What this task involves:
Line by line, please look for the word "guidelines" in the following records, then copy each line you find it in.

Given entries:
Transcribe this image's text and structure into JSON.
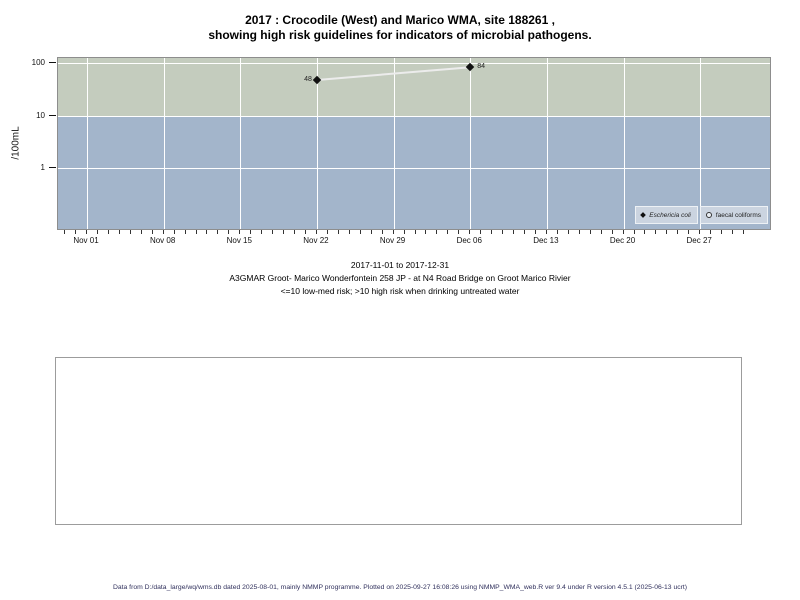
{
  "title": {
    "line1": "2017 : Crocodile (West) and Marico WMA, site 188261 ,",
    "line2": "showing high risk guidelines for indicators of microbial pathogens."
  },
  "chart_data": {
    "type": "line",
    "title": "2017 : Crocodile (West) and Marico WMA, site 188261, showing high risk guidelines for indicators of microbial pathogens.",
    "y_axis": {
      "label": "/100mL",
      "scale": "log",
      "ticks": [
        100,
        10,
        1
      ]
    },
    "x_axis": {
      "tick_labels": [
        "Nov 01",
        "Nov 08",
        "Nov 15",
        "Nov 22",
        "Nov 29",
        "Dec 06",
        "Dec 13",
        "Dec 20",
        "Dec 27"
      ],
      "minor_tick_interval": "1 day",
      "range": [
        "2017-11-01",
        "2017-12-31"
      ]
    },
    "bands": [
      {
        "name": "high-risk-band",
        "color": "#c4ccbe",
        "from": 10,
        "to": 100,
        "meaning": ">10 high risk"
      },
      {
        "name": "low-med-risk-band",
        "color": "#a3b5cb",
        "from": 0,
        "to": 10,
        "meaning": "<=10 low-med risk"
      }
    ],
    "gridline_color": "#ffffff",
    "series": [
      {
        "name": "Eschericia coli",
        "marker": "filled-diamond",
        "marker_color": "#111111",
        "line_color": "#ececec",
        "points": [
          {
            "x_label": "Nov 22",
            "value": 48,
            "label_side": "left"
          },
          {
            "x_label": "Dec 06",
            "value": 84,
            "label_side": "right"
          }
        ]
      },
      {
        "name": "faecal coliforms",
        "marker": "open-circle",
        "marker_color": "#333333",
        "points": []
      }
    ],
    "legend_position": "bottom-right"
  },
  "captions": {
    "date_range": "2017-11-01 to 2017-12-31",
    "site": "A3GMAR Groot- Marico Wonderfontein 258 JP - at N4 Road Bridge on Groot Marico Rivier",
    "risk_note": "<=10 low-med risk; >10 high risk when drinking untreated water"
  },
  "footer": {
    "text": "Data from D:/data_large/wq/wms.db dated 2025-08-01, mainly NMMP programme. Plotted on 2025-09-27 16:08:26 using NMMP_WMA_web.R ver 9.4 under R version 4.5.1 (2025-06-13 ucrt)"
  }
}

Task solution:
    "line2": "showing high risk guidelines for indicators of microbial pathogens."
    "title": "2017 : Crocodile (West) and Marico WMA, site 188261, showing high risk guidelines for indicators of microbial pathogens.",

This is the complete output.